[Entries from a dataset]
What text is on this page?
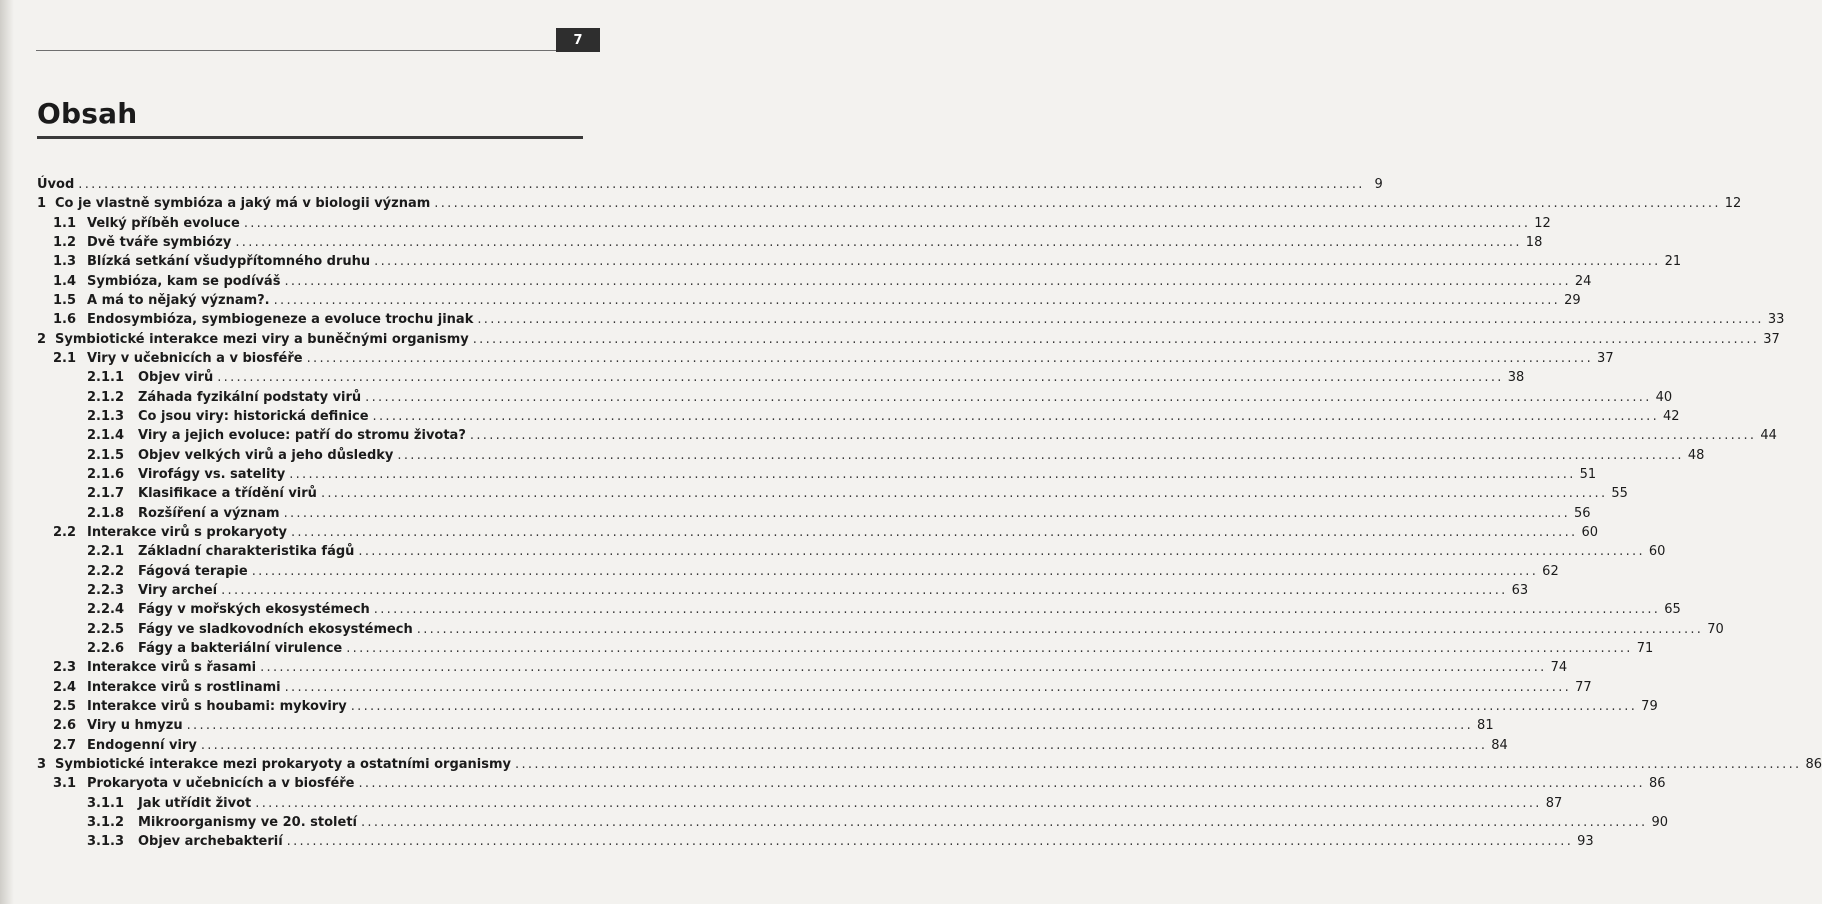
7
Obsah
Úvod ........................................................................................................................................................................................................ 9
1 Co je vlastně symbióza a jaký má v biologii význam ........................................................................................................................................................................................................ 12
1.1 Velký příběh evoluce ........................................................................................................................................................................................................ 12
1.2 Dvě tváře symbiózy ........................................................................................................................................................................................................ 18
1.3 Blízká setkání všudypřítomného druhu ........................................................................................................................................................................................................ 21
1.4 Symbióza, kam se podíváš ........................................................................................................................................................................................................ 24
1.5 A má to nějaký význam?. ........................................................................................................................................................................................................ 29
1.6 Endosymbióza, symbiogeneze a evoluce trochu jinak ........................................................................................................................................................................................................ 33
2 Symbiotické interakce mezi viry a buněčnými organismy ........................................................................................................................................................................................................ 37
2.1 Viry v učebnicích a v biosféře ........................................................................................................................................................................................................ 37
2.1.1 Objev virů ........................................................................................................................................................................................................ 38
2.1.2 Záhada fyzikální podstaty virů ........................................................................................................................................................................................................ 40
2.1.3 Co jsou viry: historická definice ........................................................................................................................................................................................................ 42
2.1.4 Viry a jejich evoluce: patří do stromu života? ........................................................................................................................................................................................................ 44
2.1.5 Objev velkých virů a jeho důsledky ........................................................................................................................................................................................................ 48
2.1.6 Virofágy vs. satelity ........................................................................................................................................................................................................ 51
2.1.7 Klasifikace a třídění virů ........................................................................................................................................................................................................ 55
2.1.8 Rozšíření a význam ........................................................................................................................................................................................................ 56
2.2 Interakce virů s prokaryoty ........................................................................................................................................................................................................ 60
2.2.1 Základní charakteristika fágů ........................................................................................................................................................................................................ 60
2.2.2 Fágová terapie ........................................................................................................................................................................................................ 62
2.2.3 Viry archeí ........................................................................................................................................................................................................ 63
2.2.4 Fágy v mořských ekosystémech ........................................................................................................................................................................................................ 65
2.2.5 Fágy ve sladkovodních ekosystémech ........................................................................................................................................................................................................ 70
2.2.6 Fágy a bakteriální virulence ........................................................................................................................................................................................................ 71
2.3 Interakce virů s řasami ........................................................................................................................................................................................................ 74
2.4 Interakce virů s rostlinami ........................................................................................................................................................................................................ 77
2.5 Interakce virů s houbami: mykoviry ........................................................................................................................................................................................................ 79
2.6 Viry u hmyzu ........................................................................................................................................................................................................ 81
2.7 Endogenní viry ........................................................................................................................................................................................................ 84
3 Symbiotické interakce mezi prokaryoty a ostatními organismy ........................................................................................................................................................................................................ 86
3.1 Prokaryota v učebnicích a v biosféře ........................................................................................................................................................................................................ 86
3.1.1 Jak utřídit život ........................................................................................................................................................................................................ 87
3.1.2 Mikroorganismy ve 20. století ........................................................................................................................................................................................................ 90
3.1.3 Objev archebakterií ........................................................................................................................................................................................................ 93
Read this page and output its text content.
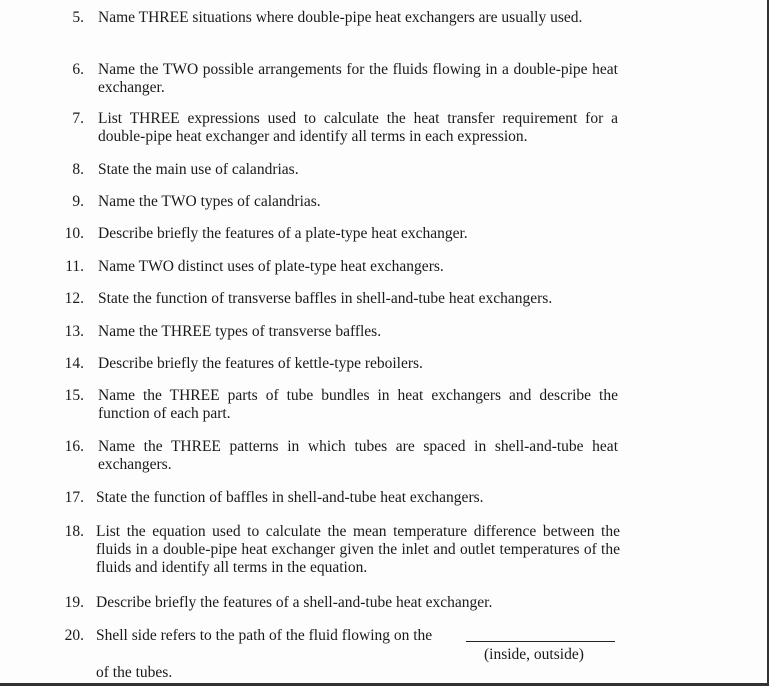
5. Name THREE situations where double-pipe heat exchangers are usually used.
6. Name the TWO possible arrangements for the fluids flowing in a double-pipe heat exchanger.
7. List THREE expressions used to calculate the heat transfer requirement for a double-pipe heat exchanger and identify all terms in each expression.
8. State the main use of calandrias.
9. Name the TWO types of calandrias.
10. Describe briefly the features of a plate-type heat exchanger.
11. Name TWO distinct uses of plate-type heat exchangers.
12. State the function of transverse baffles in shell-and-tube heat exchangers.
13. Name the THREE types of transverse baffles.
14. Describe briefly the features of kettle-type reboilers.
15. Name the THREE parts of tube bundles in heat exchangers and describe the function of each part.
16. Name the THREE patterns in which tubes are spaced in shell-and-tube heat exchangers.
17. State the function of baffles in shell-and-tube heat exchangers.
18. List the equation used to calculate the mean temperature difference between the fluids in a double-pipe heat exchanger given the inlet and outlet temperatures of the fluids and identify all terms in the equation.
19. Describe briefly the features of a shell-and-tube heat exchanger.
20. Shell side refers to the path of the fluid flowing on the
(inside, outside)
of the tubes.
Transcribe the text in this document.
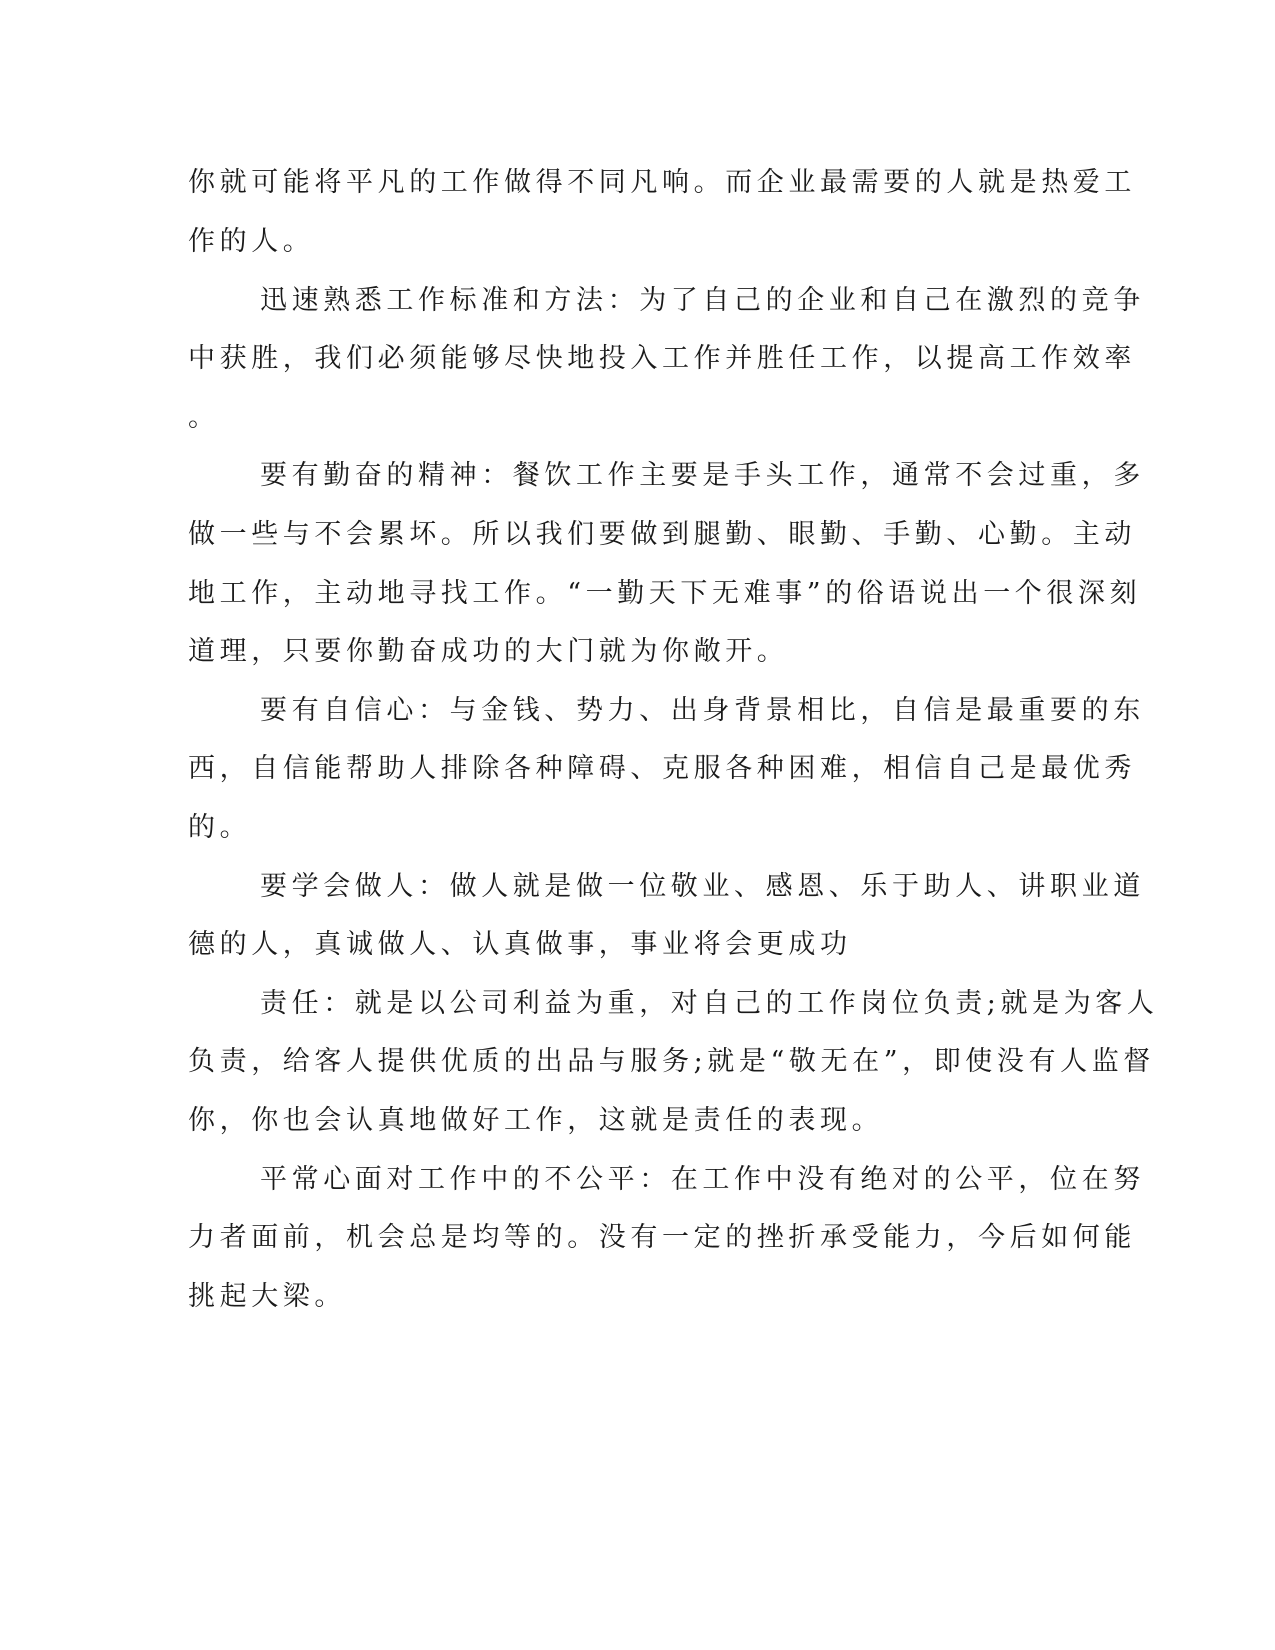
你就可能将平凡的工作做得不同凡响。而企业最需要的人就是热爱工
作的人。
迅速熟悉工作标准和方法：为了自己的企业和自己在激烈的竞争
中获胜，我们必须能够尽快地投入工作并胜任工作，以提高工作效率
。
要有勤奋的精神：餐饮工作主要是手头工作，通常不会过重，多
做一些与不会累坏。所以我们要做到腿勤、眼勤、手勤、心勤。主动
地工作，主动地寻找工作。“一勤天下无难事”的俗语说出一个很深刻
道理，只要你勤奋成功的大门就为你敞开。
要有自信心：与金钱、势力、出身背景相比，自信是最重要的东
西，自信能帮助人排除各种障碍、克服各种困难，相信自己是最优秀
的。
要学会做人：做人就是做一位敬业、感恩、乐于助人、讲职业道
德的人，真诚做人、认真做事，事业将会更成功
责任：就是以公司利益为重，对自己的工作岗位负责;就是为客人
负责，给客人提供优质的出品与服务;就是“敬无在”，即使没有人监督
你，你也会认真地做好工作，这就是责任的表现。
平常心面对工作中的不公平：在工作中没有绝对的公平，位在努
力者面前，机会总是均等的。没有一定的挫折承受能力，今后如何能
挑起大梁。
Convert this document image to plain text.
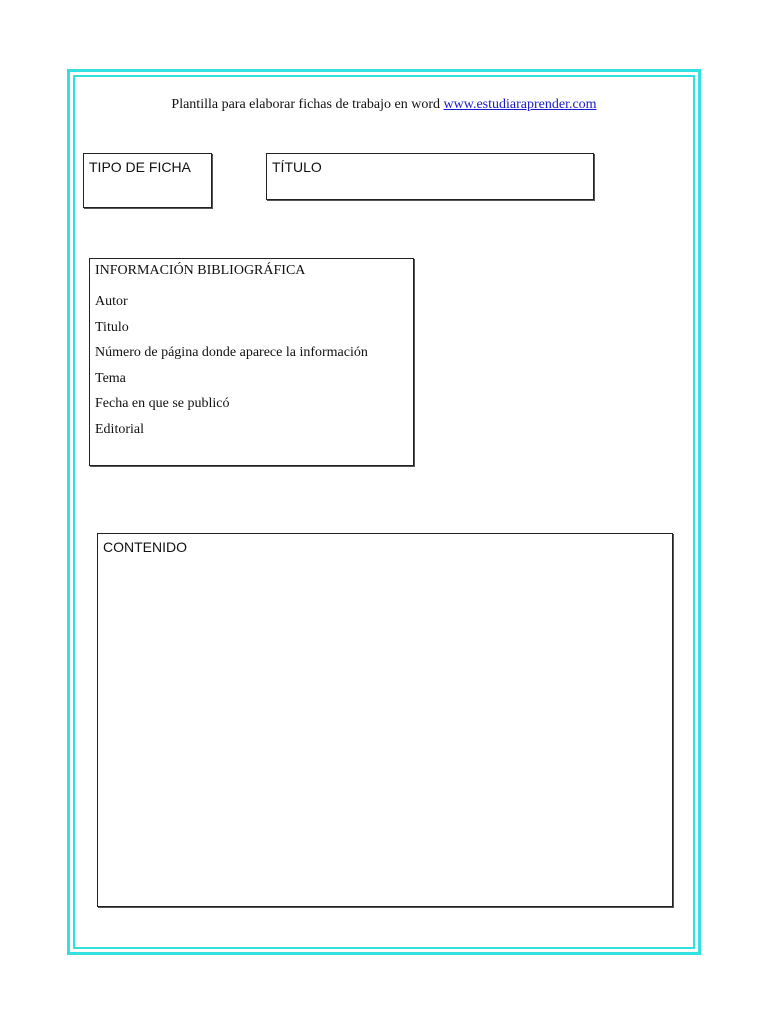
Plantilla para elaborar fichas de trabajo en word www.estudiaraprender.com
TIPO DE FICHA	TÍTULO
INFORMACIÓN BIBLIOGRÁFICA
Autor
Titulo
Número de página donde aparece la información
Tema
Fecha en que se publicó
Editorial
CONTENIDO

### TASK
Transcribe the complete set of entries verbatim. No pictures belong in the copy.

### TASK RESPONSE
What text is on this page?
7
Obsah
Úvod ........................................................................................................................................................................................................ 9
1 Co je vlastně symbióza a jaký má v biologii význam ........................................................................................................................................................................................................ 12
1.1 Velký příběh evoluce ........................................................................................................................................................................................................ 12
1.2 Dvě tváře symbiózy ........................................................................................................................................................................................................ 18
1.3 Blízká setkání všudypřítomného druhu ........................................................................................................................................................................................................ 21
1.4 Symbióza, kam se podíváš ........................................................................................................................................................................................................ 24
1.5 A má to nějaký význam?. ........................................................................................................................................................................................................ 29
1.6 Endosymbióza, symbiogeneze a evoluce trochu jinak ........................................................................................................................................................................................................ 33
2 Symbiotické interakce mezi viry a buněčnými organismy ........................................................................................................................................................................................................ 37
2.1 Viry v učebnicích a v biosféře ........................................................................................................................................................................................................ 37
2.1.1 Objev virů ........................................................................................................................................................................................................ 38
2.1.2 Záhada fyzikální podstaty virů ........................................................................................................................................................................................................ 40
2.1.3 Co jsou viry: historická definice ........................................................................................................................................................................................................ 42
2.1.4 Viry a jejich evoluce: patří do stromu života? ........................................................................................................................................................................................................ 44
2.1.5 Objev velkých virů a jeho důsledky ........................................................................................................................................................................................................ 48
2.1.6 Virofágy vs. satelity ........................................................................................................................................................................................................ 51
2.1.7 Klasifikace a třídění virů ........................................................................................................................................................................................................ 55
2.1.8 Rozšíření a význam ........................................................................................................................................................................................................ 56
2.2 Interakce virů s prokaryoty ........................................................................................................................................................................................................ 60
2.2.1 Základní charakteristika fágů ........................................................................................................................................................................................................ 60
2.2.2 Fágová terapie ........................................................................................................................................................................................................ 62
2.2.3 Viry archeí ........................................................................................................................................................................................................ 63
2.2.4 Fágy v mořských ekosystémech ........................................................................................................................................................................................................ 65
2.2.5 Fágy ve sladkovodních ekosystémech ........................................................................................................................................................................................................ 70
2.2.6 Fágy a bakteriální virulence ........................................................................................................................................................................................................ 71
2.3 Interakce virů s řasami ........................................................................................................................................................................................................ 74
2.4 Interakce virů s rostlinami ........................................................................................................................................................................................................ 77
2.5 Interakce virů s houbami: mykoviry ........................................................................................................................................................................................................ 79
2.6 Viry u hmyzu ........................................................................................................................................................................................................ 81
2.7 Endogenní viry ........................................................................................................................................................................................................ 84
3 Symbiotické interakce mezi prokaryoty a ostatními organismy ........................................................................................................................................................................................................ 86
3.1 Prokaryota v učebnicích a v biosféře ........................................................................................................................................................................................................ 86
3.1.1 Jak utřídit život ........................................................................................................................................................................................................ 87
3.1.2 Mikroorganismy ve 20. století ........................................................................................................................................................................................................ 90
3.1.3 Objev archebakterií ........................................................................................................................................................................................................ 93
Read this page and output its text content.
5. Name THREE situations where double-pipe heat exchangers are usually used.
6. Name the TWO possible arrangements for the fluids flowing in a double-pipe heat exchanger.
7. List THREE expressions used to calculate the heat transfer requirement for a double-pipe heat exchanger and identify all terms in each expression.
8. State the main use of calandrias.
9. Name the TWO types of calandrias.
10. Describe briefly the features of a plate-type heat exchanger.
11. Name TWO distinct uses of plate-type heat exchangers.
12. State the function of transverse baffles in shell-and-tube heat exchangers.
13. Name the THREE types of transverse baffles.
14. Describe briefly the features of kettle-type reboilers.
15. Name the THREE parts of tube bundles in heat exchangers and describe the function of each part.
16. Name the THREE patterns in which tubes are spaced in shell-and-tube heat exchangers.
17. State the function of baffles in shell-and-tube heat exchangers.
18. List the equation used to calculate the mean temperature difference between the fluids in a double-pipe heat exchanger given the inlet and outlet temperatures of the fluids and identify all terms in the equation.
19. Describe briefly the features of a shell-and-tube heat exchanger.
20. Shell side refers to the path of the fluid flowing on the
(inside, outside)
of the tubes.
Transcribe the text in this document.
你就可能将平凡的工作做得不同凡响。而企业最需要的人就是热爱工
作的人。
迅速熟悉工作标准和方法：为了自己的企业和自己在激烈的竞争
中获胜，我们必须能够尽快地投入工作并胜任工作，以提高工作效率
。
要有勤奋的精神：餐饮工作主要是手头工作，通常不会过重，多
做一些与不会累坏。所以我们要做到腿勤、眼勤、手勤、心勤。主动
地工作，主动地寻找工作。“一勤天下无难事”的俗语说出一个很深刻
道理，只要你勤奋成功的大门就为你敞开。
要有自信心：与金钱、势力、出身背景相比，自信是最重要的东
西，自信能帮助人排除各种障碍、克服各种困难，相信自己是最优秀
的。
要学会做人：做人就是做一位敬业、感恩、乐于助人、讲职业道
德的人，真诚做人、认真做事，事业将会更成功
责任：就是以公司利益为重，对自己的工作岗位负责;就是为客人
负责，给客人提供优质的出品与服务;就是“敬无在”，即使没有人监督
你，你也会认真地做好工作，这就是责任的表现。
平常心面对工作中的不公平：在工作中没有绝对的公平，位在努
力者面前，机会总是均等的。没有一定的挫折承受能力，今后如何能
挑起大梁。
Convert this document image to plain text.
Plantilla para elaborar fichas de trabajo en word www.estudiaraprender.com
TIPO DE FICHA	TÍTULO
INFORMACIÓN BIBLIOGRÁFICA
Autor
Titulo
Número de página donde aparece la información
Tema
Fecha en que se publicó
Editorial
CONTENIDO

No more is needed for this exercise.